Task inputs:
'''

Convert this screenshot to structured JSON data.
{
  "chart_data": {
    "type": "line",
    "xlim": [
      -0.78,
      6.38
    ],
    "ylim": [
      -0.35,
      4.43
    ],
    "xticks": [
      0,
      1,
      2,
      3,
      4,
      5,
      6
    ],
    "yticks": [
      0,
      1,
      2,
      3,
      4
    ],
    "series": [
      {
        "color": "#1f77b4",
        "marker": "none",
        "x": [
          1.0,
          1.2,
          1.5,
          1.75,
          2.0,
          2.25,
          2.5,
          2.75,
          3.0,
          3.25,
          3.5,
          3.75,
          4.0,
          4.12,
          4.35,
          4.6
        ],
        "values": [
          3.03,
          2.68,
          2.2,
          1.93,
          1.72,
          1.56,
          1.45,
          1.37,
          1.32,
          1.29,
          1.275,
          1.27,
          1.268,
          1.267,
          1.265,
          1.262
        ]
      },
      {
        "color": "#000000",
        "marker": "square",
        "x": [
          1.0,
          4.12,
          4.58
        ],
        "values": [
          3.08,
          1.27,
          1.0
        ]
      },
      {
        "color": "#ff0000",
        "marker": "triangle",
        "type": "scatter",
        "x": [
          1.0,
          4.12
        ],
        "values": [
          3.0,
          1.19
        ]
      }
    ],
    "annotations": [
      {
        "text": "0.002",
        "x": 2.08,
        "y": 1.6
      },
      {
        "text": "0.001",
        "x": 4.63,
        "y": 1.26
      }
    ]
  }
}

'''

Goal:
Write the material out again word for word.

Expected answer:
Convert this screenshot to structured JSON data.
{
  "chart_data": {
    "type": "line",
    "xlim": [
      -0.78,
      6.38
    ],
    "ylim": [
      -0.35,
      4.43
    ],
    "xticks": [
      0,
      1,
      2,
      3,
      4,
      5,
      6
    ],
    "yticks": [
      0,
      1,
      2,
      3,
      4
    ],
    "series": [
      {
        "color": "#1f77b4",
        "marker": "none",
        "x": [
          1.0,
          1.2,
          1.5,
          1.75,
          2.0,
          2.25,
          2.5,
          2.75,
          3.0,
          3.25,
          3.5,
          3.75,
          4.0,
          4.12,
          4.35,
          4.6
        ],
        "values": [
          3.03,
          2.68,
          2.2,
          1.93,
          1.72,
          1.56,
          1.45,
          1.37,
          1.32,
          1.29,
          1.275,
          1.27,
          1.268,
          1.267,
          1.265,
          1.262
        ]
      },
      {
        "color": "#000000",
        "marker": "square",
        "x": [
          1.0,
          4.12,
          4.58
        ],
        "values": [
          3.08,
          1.27,
          1.0
        ]
      },
      {
        "color": "#ff0000",
        "marker": "triangle",
        "type": "scatter",
        "x": [
          1.0,
          4.12
        ],
        "values": [
          3.0,
          1.19
        ]
      }
    ],
    "annotations": [
      {
        "text": "0.002",
        "x": 2.08,
        "y": 1.6
      },
      {
        "text": "0.001",
        "x": 4.63,
        "y": 1.26
      }
    ]
  }
}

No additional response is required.